--- Items from a dataset ---

^^^^^^^^^^^^^^^^

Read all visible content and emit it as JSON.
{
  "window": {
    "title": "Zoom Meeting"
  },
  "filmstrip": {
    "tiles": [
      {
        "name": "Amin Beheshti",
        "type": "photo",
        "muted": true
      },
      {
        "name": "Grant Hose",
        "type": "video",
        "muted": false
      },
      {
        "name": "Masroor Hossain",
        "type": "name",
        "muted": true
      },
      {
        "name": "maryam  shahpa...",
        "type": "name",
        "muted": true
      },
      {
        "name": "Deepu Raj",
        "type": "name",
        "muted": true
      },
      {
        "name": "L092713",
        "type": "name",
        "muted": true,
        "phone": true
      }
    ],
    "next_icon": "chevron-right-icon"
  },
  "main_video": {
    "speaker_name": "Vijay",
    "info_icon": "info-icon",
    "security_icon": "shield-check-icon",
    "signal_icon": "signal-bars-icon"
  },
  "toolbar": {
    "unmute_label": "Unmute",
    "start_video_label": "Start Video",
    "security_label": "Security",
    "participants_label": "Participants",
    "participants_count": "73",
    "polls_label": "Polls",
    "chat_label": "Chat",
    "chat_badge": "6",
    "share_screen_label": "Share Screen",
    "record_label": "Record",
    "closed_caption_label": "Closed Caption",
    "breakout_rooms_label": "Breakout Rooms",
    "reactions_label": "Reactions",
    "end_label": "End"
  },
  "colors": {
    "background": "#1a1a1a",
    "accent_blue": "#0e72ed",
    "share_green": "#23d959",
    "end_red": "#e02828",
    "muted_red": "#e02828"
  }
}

^^^^^^^^^^^^^^^^

--- TASK REQUIREMENTS ---
Copy each entry exactly, with nothing added or dropped.

--- THE SOLUTION ---
Read all visible content and emit it as JSON.
{
  "window": {
    "title": "Zoom Meeting"
  },
  "filmstrip": {
    "tiles": [
      {
        "name": "Amin Beheshti",
        "type": "photo",
        "muted": true
      },
      {
        "name": "Grant Hose",
        "type": "video",
        "muted": false
      },
      {
        "name": "Masroor Hossain",
        "type": "name",
        "muted": true
      },
      {
        "name": "maryam  shahpa...",
        "type": "name",
        "muted": true
      },
      {
        "name": "Deepu Raj",
        "type": "name",
        "muted": true
      },
      {
        "name": "L092713",
        "type": "name",
        "muted": true,
        "phone": true
      }
    ],
    "next_icon": "chevron-right-icon"
  },
  "main_video": {
    "speaker_name": "Vijay",
    "info_icon": "info-icon",
    "security_icon": "shield-check-icon",
    "signal_icon": "signal-bars-icon"
  },
  "toolbar": {
    "unmute_label": "Unmute",
    "start_video_label": "Start Video",
    "security_label": "Security",
    "participants_label": "Participants",
    "participants_count": "73",
    "polls_label": "Polls",
    "chat_label": "Chat",
    "chat_badge": "6",
    "share_screen_label": "Share Screen",
    "record_label": "Record",
    "closed_caption_label": "Closed Caption",
    "breakout_rooms_label": "Breakout Rooms",
    "reactions_label": "Reactions",
    "end_label": "End"
  },
  "colors": {
    "background": "#1a1a1a",
    "accent_blue": "#0e72ed",
    "share_green": "#23d959",
    "end_red": "#e02828",
    "muted_red": "#e02828"
  }
}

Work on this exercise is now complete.